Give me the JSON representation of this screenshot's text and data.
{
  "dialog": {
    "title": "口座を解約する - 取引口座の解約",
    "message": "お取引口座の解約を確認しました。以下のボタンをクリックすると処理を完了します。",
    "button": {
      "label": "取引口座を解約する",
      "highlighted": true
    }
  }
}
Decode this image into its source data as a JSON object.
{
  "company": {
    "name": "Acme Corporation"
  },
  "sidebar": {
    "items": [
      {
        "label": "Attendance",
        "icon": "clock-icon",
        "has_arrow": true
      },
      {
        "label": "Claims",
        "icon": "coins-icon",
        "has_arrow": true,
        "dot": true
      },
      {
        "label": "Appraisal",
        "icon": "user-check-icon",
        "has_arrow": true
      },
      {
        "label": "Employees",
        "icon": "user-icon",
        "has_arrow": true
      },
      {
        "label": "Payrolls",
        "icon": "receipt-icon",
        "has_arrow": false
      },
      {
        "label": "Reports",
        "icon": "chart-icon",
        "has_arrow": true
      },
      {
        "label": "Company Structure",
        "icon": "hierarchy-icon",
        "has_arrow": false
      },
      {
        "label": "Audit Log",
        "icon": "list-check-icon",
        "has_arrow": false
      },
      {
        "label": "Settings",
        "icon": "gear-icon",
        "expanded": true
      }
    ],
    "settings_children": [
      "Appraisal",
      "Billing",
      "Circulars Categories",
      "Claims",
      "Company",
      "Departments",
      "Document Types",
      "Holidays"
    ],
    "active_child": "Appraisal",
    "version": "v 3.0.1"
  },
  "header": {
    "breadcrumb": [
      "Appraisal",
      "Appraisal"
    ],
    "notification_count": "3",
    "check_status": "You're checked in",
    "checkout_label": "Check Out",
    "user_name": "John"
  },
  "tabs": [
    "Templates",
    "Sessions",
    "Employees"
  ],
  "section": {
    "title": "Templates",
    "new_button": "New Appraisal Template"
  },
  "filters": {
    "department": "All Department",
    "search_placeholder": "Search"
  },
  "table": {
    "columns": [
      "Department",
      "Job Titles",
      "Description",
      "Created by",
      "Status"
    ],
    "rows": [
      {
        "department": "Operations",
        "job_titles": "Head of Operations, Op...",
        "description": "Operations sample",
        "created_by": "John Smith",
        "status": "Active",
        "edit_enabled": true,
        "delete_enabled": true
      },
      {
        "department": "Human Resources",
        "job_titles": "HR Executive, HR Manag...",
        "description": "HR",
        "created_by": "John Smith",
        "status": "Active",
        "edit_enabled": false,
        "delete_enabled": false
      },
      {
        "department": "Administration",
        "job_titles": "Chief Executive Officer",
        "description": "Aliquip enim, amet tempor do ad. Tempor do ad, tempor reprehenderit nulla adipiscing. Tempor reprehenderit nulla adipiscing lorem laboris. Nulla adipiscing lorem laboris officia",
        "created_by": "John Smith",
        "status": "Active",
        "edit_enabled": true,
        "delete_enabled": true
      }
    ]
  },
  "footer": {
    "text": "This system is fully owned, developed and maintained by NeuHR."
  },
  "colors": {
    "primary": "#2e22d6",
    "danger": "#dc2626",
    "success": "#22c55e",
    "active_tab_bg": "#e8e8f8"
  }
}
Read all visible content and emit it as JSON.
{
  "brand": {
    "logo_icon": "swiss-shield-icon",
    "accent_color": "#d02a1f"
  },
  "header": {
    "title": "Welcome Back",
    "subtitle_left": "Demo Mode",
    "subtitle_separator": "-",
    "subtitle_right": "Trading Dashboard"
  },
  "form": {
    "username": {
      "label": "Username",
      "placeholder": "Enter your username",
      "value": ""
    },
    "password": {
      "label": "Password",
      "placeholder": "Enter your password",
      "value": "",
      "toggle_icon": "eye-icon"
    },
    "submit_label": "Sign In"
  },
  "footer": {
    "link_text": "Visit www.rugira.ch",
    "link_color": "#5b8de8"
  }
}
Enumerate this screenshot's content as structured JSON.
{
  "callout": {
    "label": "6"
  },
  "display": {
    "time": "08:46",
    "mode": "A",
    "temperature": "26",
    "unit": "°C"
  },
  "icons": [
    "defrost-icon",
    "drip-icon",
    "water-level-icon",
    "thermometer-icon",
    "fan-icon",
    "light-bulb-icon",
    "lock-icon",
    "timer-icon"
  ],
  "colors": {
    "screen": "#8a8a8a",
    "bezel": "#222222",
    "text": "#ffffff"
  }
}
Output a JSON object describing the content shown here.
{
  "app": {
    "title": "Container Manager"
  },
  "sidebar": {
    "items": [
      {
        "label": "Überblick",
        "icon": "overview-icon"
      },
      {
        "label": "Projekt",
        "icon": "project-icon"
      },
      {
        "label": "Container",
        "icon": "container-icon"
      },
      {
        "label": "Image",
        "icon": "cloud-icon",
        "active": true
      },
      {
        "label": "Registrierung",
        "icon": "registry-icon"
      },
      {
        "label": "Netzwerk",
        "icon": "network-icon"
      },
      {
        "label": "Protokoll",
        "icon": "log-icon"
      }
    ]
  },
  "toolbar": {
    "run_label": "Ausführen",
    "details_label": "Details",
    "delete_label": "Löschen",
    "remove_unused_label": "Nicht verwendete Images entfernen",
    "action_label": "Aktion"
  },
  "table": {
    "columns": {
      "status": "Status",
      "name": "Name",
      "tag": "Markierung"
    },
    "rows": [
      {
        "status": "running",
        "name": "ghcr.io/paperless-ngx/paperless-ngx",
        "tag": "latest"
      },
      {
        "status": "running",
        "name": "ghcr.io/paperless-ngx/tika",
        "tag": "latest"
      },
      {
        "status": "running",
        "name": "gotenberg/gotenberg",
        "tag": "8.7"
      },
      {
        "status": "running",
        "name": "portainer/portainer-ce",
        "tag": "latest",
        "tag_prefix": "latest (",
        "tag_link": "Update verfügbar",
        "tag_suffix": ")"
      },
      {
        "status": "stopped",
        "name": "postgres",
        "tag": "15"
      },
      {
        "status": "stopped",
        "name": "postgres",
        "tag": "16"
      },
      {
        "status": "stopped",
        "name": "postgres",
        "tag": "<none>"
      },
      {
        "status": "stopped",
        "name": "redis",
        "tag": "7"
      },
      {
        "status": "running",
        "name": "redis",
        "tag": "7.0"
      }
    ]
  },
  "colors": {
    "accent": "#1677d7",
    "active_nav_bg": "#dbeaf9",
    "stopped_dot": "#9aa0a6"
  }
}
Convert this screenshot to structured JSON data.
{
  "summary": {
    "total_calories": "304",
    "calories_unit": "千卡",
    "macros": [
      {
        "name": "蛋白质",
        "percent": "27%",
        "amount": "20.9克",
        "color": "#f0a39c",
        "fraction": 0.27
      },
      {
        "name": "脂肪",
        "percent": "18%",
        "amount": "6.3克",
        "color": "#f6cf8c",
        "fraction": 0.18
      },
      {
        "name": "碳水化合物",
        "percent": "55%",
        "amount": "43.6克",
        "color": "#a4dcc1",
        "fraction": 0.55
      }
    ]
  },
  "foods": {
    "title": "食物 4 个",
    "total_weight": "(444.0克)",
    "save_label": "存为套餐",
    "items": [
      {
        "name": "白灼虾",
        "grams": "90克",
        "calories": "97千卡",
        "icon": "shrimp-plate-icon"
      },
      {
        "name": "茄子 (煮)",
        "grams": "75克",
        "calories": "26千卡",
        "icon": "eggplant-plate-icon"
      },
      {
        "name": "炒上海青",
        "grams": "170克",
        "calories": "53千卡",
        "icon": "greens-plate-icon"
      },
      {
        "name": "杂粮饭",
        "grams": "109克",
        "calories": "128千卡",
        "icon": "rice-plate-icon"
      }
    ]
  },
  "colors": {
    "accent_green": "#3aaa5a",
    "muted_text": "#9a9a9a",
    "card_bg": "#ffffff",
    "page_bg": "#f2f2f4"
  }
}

====================

STATED PROBLEM
Restate the data above word for word, please.

TASK OUTPUT
Give me the JSON representation of this screenshot's text and data.
{
  "dialog": {
    "title": "口座を解約する - 取引口座の解約",
    "message": "お取引口座の解約を確認しました。以下のボタンをクリックすると処理を完了します。",
    "button": {
      "label": "取引口座を解約する",
      "highlighted": true
    }
  }
}
Decode this image into its source data as a JSON object.
{
  "company": {
    "name": "Acme Corporation"
  },
  "sidebar": {
    "items": [
      {
        "label": "Attendance",
        "icon": "clock-icon",
        "has_arrow": true
      },
      {
        "label": "Claims",
        "icon": "coins-icon",
        "has_arrow": true,
        "dot": true
      },
      {
        "label": "Appraisal",
        "icon": "user-check-icon",
        "has_arrow": true
      },
      {
        "label": "Employees",
        "icon": "user-icon",
        "has_arrow": true
      },
      {
        "label": "Payrolls",
        "icon": "receipt-icon",
        "has_arrow": false
      },
      {
        "label": "Reports",
        "icon": "chart-icon",
        "has_arrow": true
      },
      {
        "label": "Company Structure",
        "icon": "hierarchy-icon",
        "has_arrow": false
      },
      {
        "label": "Audit Log",
        "icon": "list-check-icon",
        "has_arrow": false
      },
      {
        "label": "Settings",
        "icon": "gear-icon",
        "expanded": true
      }
    ],
    "settings_children": [
      "Appraisal",
      "Billing",
      "Circulars Categories",
      "Claims",
      "Company",
      "Departments",
      "Document Types",
      "Holidays"
    ],
    "active_child": "Appraisal",
    "version": "v 3.0.1"
  },
  "header": {
    "breadcrumb": [
      "Appraisal",
      "Appraisal"
    ],
    "notification_count": "3",
    "check_status": "You're checked in",
    "checkout_label": "Check Out",
    "user_name": "John"
  },
  "tabs": [
    "Templates",
    "Sessions",
    "Employees"
  ],
  "section": {
    "title": "Templates",
    "new_button": "New Appraisal Template"
  },
  "filters": {
    "department": "All Department",
    "search_placeholder": "Search"
  },
  "table": {
    "columns": [
      "Department",
      "Job Titles",
      "Description",
      "Created by",
      "Status"
    ],
    "rows": [
      {
        "department": "Operations",
        "job_titles": "Head of Operations, Op...",
        "description": "Operations sample",
        "created_by": "John Smith",
        "status": "Active",
        "edit_enabled": true,
        "delete_enabled": true
      },
      {
        "department": "Human Resources",
        "job_titles": "HR Executive, HR Manag...",
        "description": "HR",
        "created_by": "John Smith",
        "status": "Active",
        "edit_enabled": false,
        "delete_enabled": false
      },
      {
        "department": "Administration",
        "job_titles": "Chief Executive Officer",
        "description": "Aliquip enim, amet tempor do ad. Tempor do ad, tempor reprehenderit nulla adipiscing. Tempor reprehenderit nulla adipiscing lorem laboris. Nulla adipiscing lorem laboris officia",
        "created_by": "John Smith",
        "status": "Active",
        "edit_enabled": true,
        "delete_enabled": true
      }
    ]
  },
  "footer": {
    "text": "This system is fully owned, developed and maintained by NeuHR."
  },
  "colors": {
    "primary": "#2e22d6",
    "danger": "#dc2626",
    "success": "#22c55e",
    "active_tab_bg": "#e8e8f8"
  }
}
Read all visible content and emit it as JSON.
{
  "brand": {
    "logo_icon": "swiss-shield-icon",
    "accent_color": "#d02a1f"
  },
  "header": {
    "title": "Welcome Back",
    "subtitle_left": "Demo Mode",
    "subtitle_separator": "-",
    "subtitle_right": "Trading Dashboard"
  },
  "form": {
    "username": {
      "label": "Username",
      "placeholder": "Enter your username",
      "value": ""
    },
    "password": {
      "label": "Password",
      "placeholder": "Enter your password",
      "value": "",
      "toggle_icon": "eye-icon"
    },
    "submit_label": "Sign In"
  },
  "footer": {
    "link_text": "Visit www.rugira.ch",
    "link_color": "#5b8de8"
  }
}
Enumerate this screenshot's content as structured JSON.
{
  "callout": {
    "label": "6"
  },
  "display": {
    "time": "08:46",
    "mode": "A",
    "temperature": "26",
    "unit": "°C"
  },
  "icons": [
    "defrost-icon",
    "drip-icon",
    "water-level-icon",
    "thermometer-icon",
    "fan-icon",
    "light-bulb-icon",
    "lock-icon",
    "timer-icon"
  ],
  "colors": {
    "screen": "#8a8a8a",
    "bezel": "#222222",
    "text": "#ffffff"
  }
}
Output a JSON object describing the content shown here.
{
  "app": {
    "title": "Container Manager"
  },
  "sidebar": {
    "items": [
      {
        "label": "Überblick",
        "icon": "overview-icon"
      },
      {
        "label": "Projekt",
        "icon": "project-icon"
      },
      {
        "label": "Container",
        "icon": "container-icon"
      },
      {
        "label": "Image",
        "icon": "cloud-icon",
        "active": true
      },
      {
        "label": "Registrierung",
        "icon": "registry-icon"
      },
      {
        "label": "Netzwerk",
        "icon": "network-icon"
      },
      {
        "label": "Protokoll",
        "icon": "log-icon"
      }
    ]
  },
  "toolbar": {
    "run_label": "Ausführen",
    "details_label": "Details",
    "delete_label": "Löschen",
    "remove_unused_label": "Nicht verwendete Images entfernen",
    "action_label": "Aktion"
  },
  "table": {
    "columns": {
      "status": "Status",
      "name": "Name",
      "tag": "Markierung"
    },
    "rows": [
      {
        "status": "running",
        "name": "ghcr.io/paperless-ngx/paperless-ngx",
        "tag": "latest"
      },
      {
        "status": "running",
        "name": "ghcr.io/paperless-ngx/tika",
        "tag": "latest"
      },
      {
        "status": "running",
        "name": "gotenberg/gotenberg",
        "tag": "8.7"
      },
      {
        "status": "running",
        "name": "portainer/portainer-ce",
        "tag": "latest",
        "tag_prefix": "latest (",
        "tag_link": "Update verfügbar",
        "tag_suffix": ")"
      },
      {
        "status": "stopped",
        "name": "postgres",
        "tag": "15"
      },
      {
        "status": "stopped",
        "name": "postgres",
        "tag": "16"
      },
      {
        "status": "stopped",
        "name": "postgres",
        "tag": "<none>"
      },
      {
        "status": "stopped",
        "name": "redis",
        "tag": "7"
      },
      {
        "status": "running",
        "name": "redis",
        "tag": "7.0"
      }
    ]
  },
  "colors": {
    "accent": "#1677d7",
    "active_nav_bg": "#dbeaf9",
    "stopped_dot": "#9aa0a6"
  }
}
Convert this screenshot to structured JSON data.
{
  "summary": {
    "total_calories": "304",
    "calories_unit": "千卡",
    "macros": [
      {
        "name": "蛋白质",
        "percent": "27%",
        "amount": "20.9克",
        "color": "#f0a39c",
        "fraction": 0.27
      },
      {
        "name": "脂肪",
        "percent": "18%",
        "amount": "6.3克",
        "color": "#f6cf8c",
        "fraction": 0.18
      },
      {
        "name": "碳水化合物",
        "percent": "55%",
        "amount": "43.6克",
        "color": "#a4dcc1",
        "fraction": 0.55
      }
    ]
  },
  "foods": {
    "title": "食物 4 个",
    "total_weight": "(444.0克)",
    "save_label": "存为套餐",
    "items": [
      {
        "name": "白灼虾",
        "grams": "90克",
        "calories": "97千卡",
        "icon": "shrimp-plate-icon"
      },
      {
        "name": "茄子 (煮)",
        "grams": "75克",
        "calories": "26千卡",
        "icon": "eggplant-plate-icon"
      },
      {
        "name": "炒上海青",
        "grams": "170克",
        "calories": "53千卡",
        "icon": "greens-plate-icon"
      },
      {
        "name": "杂粮饭",
        "grams": "109克",
        "calories": "128千卡",
        "icon": "rice-plate-icon"
      }
    ]
  },
  "colors": {
    "accent_green": "#3aaa5a",
    "muted_text": "#9a9a9a",
    "card_bg": "#ffffff",
    "page_bg": "#f2f2f4"
  }
}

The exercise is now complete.